Pull out every line below holding the word "young".

Extracted data entries:
########

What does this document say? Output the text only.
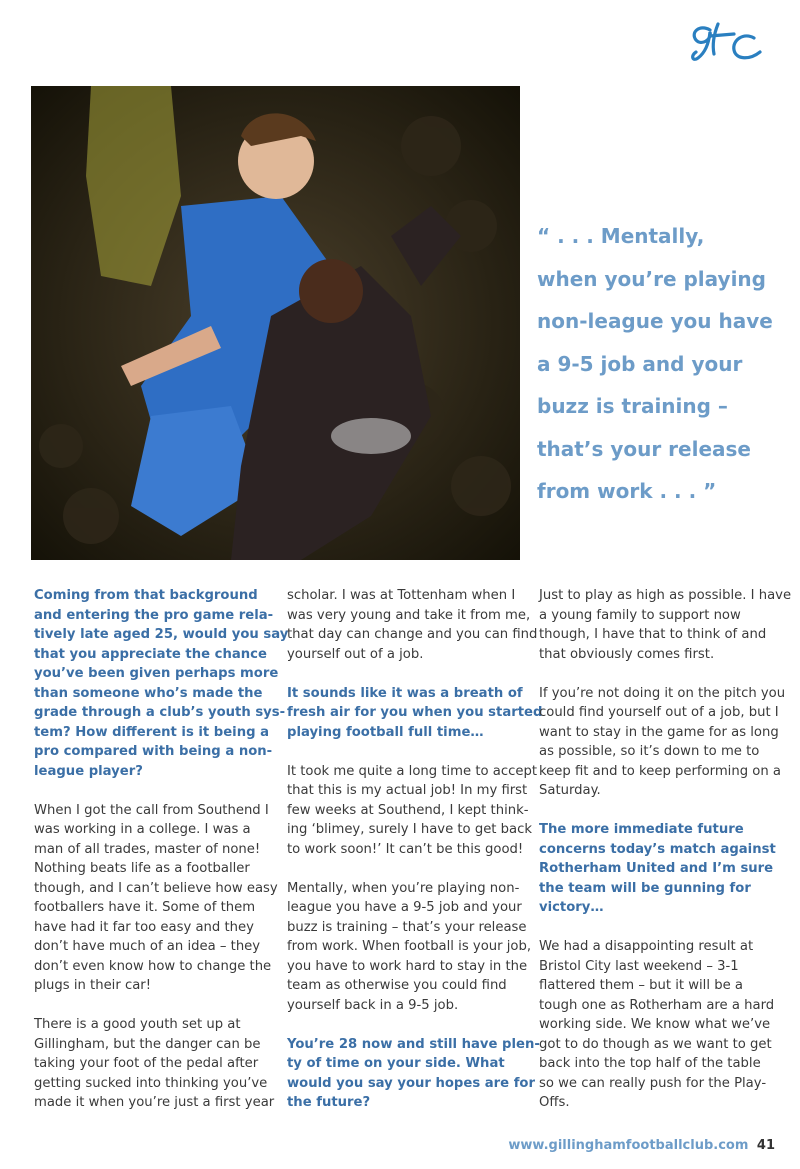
“ . . . Mentally,
when you’re playing
non-league you have
a 9-5 job and your
buzz is training –
that’s your release
from work . . . ”

Coming from that background
and entering the pro game rela-
tively late aged 25, would you say
that you appreciate the chance
you’ve been given perhaps more
than someone who’s made the
grade through a club’s youth sys-
tem? How different is it being a
pro compared with being a non-
league player?

When I got the call from Southend I
was working in a college. I was a
man of all trades, master of none!
Nothing beats life as a footballer
though, and I can’t believe how easy
footballers have it. Some of them
have had it far too easy and they
don’t have much of an idea – they
don’t even know how to change the
plugs in their car!

There is a good youth set up at
Gillingham, but the danger can be
taking your foot of the pedal after
getting sucked into thinking you’ve
made it when you’re just a first year

scholar. I was at Tottenham when I
was very young and take it from me,
that day can change and you can find
yourself out of a job.

It sounds like it was a breath of
fresh air for you when you started
playing football full time…

It took me quite a long time to accept
that this is my actual job! In my first
few weeks at Southend, I kept think-
ing ‘blimey, surely I have to get back
to work soon!’ It can’t be this good!

Mentally, when you’re playing non-
league you have a 9-5 job and your
buzz is training – that’s your release
from work. When football is your job,
you have to work hard to stay in the
team as otherwise you could find
yourself back in a 9-5 job.

You’re 28 now and still have plen-
ty of time on your side. What
would you say your hopes are for
the future?

Just to play as high as possible. I have
a young family to support now
though, I have that to think of and
that obviously comes first.

If you’re not doing it on the pitch you
could find yourself out of a job, but I
want to stay in the game for as long
as possible, so it’s down to me to
keep fit and to keep performing on a
Saturday.

The more immediate future
concerns today’s match against
Rotherham United and I’m sure
the team will be gunning for
victory…

We had a disappointing result at
Bristol City last weekend – 3-1
flattered them – but it will be a
tough one as Rotherham are a hard
working side. We know what we’ve
got to do though as we want to get
back into the top half of the table
so we can really push for the Play-
Offs.

www.gillinghamfootballclub.com 41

########

* **Final result**
was very young and take it from me,
a young family to support now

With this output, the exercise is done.